_Work to complete_
For the material that follows, list every line containing the word "Poeta".

-- start --

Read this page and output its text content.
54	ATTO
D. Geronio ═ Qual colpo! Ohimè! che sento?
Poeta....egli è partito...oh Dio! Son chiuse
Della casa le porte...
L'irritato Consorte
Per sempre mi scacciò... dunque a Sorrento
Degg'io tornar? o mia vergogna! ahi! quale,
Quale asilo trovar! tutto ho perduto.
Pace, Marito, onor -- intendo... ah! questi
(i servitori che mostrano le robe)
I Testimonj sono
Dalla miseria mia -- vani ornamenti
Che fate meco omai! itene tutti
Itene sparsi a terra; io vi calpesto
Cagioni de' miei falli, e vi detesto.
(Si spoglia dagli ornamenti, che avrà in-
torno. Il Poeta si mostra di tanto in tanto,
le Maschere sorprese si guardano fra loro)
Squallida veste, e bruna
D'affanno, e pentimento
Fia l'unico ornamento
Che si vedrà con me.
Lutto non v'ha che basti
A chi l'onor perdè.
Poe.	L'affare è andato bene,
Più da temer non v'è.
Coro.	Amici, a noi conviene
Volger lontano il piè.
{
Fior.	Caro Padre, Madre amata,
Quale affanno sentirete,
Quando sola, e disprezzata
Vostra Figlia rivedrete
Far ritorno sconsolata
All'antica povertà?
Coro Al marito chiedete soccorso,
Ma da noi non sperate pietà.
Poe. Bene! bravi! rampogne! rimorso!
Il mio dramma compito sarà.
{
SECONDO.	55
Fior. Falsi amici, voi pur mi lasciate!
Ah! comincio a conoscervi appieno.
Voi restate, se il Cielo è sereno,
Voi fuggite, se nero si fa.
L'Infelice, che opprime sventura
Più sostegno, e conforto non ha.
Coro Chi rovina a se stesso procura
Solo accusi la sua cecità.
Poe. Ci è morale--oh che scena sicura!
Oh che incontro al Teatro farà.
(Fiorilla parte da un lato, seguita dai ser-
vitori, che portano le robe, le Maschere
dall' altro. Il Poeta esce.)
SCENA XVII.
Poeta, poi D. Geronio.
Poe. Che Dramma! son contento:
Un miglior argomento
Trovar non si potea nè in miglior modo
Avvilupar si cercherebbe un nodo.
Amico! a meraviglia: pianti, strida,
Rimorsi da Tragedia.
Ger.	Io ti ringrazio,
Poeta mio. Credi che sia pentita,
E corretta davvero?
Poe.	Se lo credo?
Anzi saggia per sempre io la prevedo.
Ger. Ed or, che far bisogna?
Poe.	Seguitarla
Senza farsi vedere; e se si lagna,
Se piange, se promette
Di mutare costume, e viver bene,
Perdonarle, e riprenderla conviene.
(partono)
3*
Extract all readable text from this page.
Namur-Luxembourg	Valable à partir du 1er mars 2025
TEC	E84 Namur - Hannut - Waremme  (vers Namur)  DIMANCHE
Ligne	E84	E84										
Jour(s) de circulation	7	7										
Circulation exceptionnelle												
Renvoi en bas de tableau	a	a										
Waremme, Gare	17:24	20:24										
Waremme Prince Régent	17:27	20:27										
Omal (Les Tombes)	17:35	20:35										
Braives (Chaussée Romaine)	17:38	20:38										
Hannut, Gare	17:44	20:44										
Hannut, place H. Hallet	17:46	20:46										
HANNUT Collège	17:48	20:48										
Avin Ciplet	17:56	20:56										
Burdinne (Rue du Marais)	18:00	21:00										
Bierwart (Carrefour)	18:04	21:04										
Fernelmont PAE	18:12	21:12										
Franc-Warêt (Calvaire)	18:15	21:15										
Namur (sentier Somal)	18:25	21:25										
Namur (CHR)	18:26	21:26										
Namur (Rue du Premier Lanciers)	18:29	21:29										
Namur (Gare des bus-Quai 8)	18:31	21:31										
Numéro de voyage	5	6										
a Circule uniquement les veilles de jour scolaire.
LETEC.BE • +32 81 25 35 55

-- end --

_Exercise answer_
Poeta....egli è partito...oh Dio! Son chiuse
torno. Il Poeta si mostra di tanto in tanto,
dall' altro. Il Poeta esce.)
Poeta, poi D. Geronio.
Poeta mio. Credi che sia pentita,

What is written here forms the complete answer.